* [Dataset]
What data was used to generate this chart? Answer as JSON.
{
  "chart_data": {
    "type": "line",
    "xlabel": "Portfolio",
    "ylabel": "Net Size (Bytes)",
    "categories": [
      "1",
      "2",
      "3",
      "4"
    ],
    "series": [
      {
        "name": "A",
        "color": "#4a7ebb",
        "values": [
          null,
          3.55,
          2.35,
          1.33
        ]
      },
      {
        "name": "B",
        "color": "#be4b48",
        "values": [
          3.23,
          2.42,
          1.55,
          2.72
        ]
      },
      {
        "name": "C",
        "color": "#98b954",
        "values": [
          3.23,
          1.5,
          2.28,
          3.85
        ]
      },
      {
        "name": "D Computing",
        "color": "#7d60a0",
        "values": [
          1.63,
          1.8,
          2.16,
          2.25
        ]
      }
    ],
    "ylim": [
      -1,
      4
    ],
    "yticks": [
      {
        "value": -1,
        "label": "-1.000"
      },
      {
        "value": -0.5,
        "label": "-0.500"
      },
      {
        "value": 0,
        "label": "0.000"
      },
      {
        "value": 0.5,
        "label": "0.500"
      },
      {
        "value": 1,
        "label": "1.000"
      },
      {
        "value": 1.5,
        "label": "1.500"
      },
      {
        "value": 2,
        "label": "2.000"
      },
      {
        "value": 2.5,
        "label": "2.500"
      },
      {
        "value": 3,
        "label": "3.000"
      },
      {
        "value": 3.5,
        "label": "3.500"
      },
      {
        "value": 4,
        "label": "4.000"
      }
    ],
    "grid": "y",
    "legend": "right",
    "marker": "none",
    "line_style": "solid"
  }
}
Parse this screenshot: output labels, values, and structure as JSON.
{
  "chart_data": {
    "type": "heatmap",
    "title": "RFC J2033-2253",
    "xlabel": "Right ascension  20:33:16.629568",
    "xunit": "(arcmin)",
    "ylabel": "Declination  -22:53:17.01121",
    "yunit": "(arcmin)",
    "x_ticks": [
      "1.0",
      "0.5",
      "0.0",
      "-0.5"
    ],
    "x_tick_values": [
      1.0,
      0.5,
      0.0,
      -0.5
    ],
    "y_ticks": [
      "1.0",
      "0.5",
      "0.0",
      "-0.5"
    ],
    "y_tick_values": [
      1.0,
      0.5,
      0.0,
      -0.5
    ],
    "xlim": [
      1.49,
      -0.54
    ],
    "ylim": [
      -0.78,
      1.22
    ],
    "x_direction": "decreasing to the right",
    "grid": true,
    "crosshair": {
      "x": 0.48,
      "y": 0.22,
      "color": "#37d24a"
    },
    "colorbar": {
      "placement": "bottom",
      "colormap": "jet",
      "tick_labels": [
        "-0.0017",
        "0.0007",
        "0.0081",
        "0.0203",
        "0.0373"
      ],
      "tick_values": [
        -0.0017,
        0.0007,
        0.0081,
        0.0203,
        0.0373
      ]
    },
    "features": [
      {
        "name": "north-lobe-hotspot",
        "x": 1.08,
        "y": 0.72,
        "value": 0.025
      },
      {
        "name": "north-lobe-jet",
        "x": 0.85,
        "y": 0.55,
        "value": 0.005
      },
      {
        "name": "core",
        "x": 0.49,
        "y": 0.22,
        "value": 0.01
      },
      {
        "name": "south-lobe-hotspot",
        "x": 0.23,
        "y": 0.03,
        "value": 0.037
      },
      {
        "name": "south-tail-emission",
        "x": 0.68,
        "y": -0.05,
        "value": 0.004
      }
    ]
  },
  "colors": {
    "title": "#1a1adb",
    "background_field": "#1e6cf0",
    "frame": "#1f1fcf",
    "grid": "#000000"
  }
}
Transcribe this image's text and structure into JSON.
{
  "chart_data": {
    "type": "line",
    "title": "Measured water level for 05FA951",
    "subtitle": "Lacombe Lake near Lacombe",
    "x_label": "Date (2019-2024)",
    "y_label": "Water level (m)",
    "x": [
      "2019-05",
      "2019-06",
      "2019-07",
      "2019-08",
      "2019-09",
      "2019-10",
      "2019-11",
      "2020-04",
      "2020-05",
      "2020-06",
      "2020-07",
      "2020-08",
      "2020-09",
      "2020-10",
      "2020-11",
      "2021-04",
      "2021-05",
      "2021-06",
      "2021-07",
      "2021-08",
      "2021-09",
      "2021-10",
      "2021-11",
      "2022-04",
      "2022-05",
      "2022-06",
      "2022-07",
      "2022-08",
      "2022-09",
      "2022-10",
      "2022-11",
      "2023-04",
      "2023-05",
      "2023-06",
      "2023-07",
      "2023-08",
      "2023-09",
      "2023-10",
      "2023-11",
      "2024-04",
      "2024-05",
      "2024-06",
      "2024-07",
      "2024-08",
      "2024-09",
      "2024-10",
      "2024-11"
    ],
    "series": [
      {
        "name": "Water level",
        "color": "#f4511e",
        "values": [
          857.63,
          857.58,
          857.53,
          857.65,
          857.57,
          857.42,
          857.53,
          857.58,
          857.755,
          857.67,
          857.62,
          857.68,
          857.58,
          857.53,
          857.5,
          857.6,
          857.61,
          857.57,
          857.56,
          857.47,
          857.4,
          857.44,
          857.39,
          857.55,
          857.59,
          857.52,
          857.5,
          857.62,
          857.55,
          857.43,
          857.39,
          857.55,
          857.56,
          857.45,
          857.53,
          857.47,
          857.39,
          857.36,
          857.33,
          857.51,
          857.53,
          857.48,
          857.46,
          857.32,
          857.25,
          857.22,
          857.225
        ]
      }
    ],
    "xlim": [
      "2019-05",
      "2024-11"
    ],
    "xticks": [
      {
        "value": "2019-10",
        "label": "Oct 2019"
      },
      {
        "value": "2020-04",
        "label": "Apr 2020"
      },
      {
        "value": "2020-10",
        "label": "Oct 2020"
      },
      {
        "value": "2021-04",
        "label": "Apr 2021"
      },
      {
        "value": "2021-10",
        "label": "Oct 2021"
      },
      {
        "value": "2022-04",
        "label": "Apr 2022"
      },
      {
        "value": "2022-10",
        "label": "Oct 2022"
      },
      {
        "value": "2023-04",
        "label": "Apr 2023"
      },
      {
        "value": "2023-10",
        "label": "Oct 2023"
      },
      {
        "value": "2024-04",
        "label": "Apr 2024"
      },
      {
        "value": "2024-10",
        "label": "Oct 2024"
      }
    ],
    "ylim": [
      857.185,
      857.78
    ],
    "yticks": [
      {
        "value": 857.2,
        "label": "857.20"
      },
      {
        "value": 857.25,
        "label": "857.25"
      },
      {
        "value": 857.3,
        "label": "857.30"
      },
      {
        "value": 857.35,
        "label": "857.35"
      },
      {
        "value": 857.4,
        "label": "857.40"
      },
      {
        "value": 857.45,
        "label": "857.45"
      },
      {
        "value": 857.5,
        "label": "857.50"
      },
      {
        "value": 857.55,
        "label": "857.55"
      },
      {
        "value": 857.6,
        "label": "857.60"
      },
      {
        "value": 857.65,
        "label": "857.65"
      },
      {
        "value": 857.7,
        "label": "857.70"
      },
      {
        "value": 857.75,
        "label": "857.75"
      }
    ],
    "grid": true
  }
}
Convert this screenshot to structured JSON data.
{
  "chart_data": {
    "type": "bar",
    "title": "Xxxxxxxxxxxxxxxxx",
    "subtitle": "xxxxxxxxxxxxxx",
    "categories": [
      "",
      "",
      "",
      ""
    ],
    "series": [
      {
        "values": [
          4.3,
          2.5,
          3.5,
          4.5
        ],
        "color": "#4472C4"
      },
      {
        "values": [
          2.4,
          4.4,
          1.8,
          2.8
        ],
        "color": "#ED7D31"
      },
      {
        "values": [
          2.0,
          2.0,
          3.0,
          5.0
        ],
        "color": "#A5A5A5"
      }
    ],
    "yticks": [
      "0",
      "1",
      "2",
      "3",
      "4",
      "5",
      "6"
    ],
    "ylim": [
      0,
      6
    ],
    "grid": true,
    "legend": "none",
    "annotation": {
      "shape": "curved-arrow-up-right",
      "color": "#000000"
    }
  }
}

* [Instruction]
Copy every line of the listing where the word "type" appears.

* [Written reply]
    "type": "line",
    "type": "heatmap",
    "type": "line",
    "type": "bar",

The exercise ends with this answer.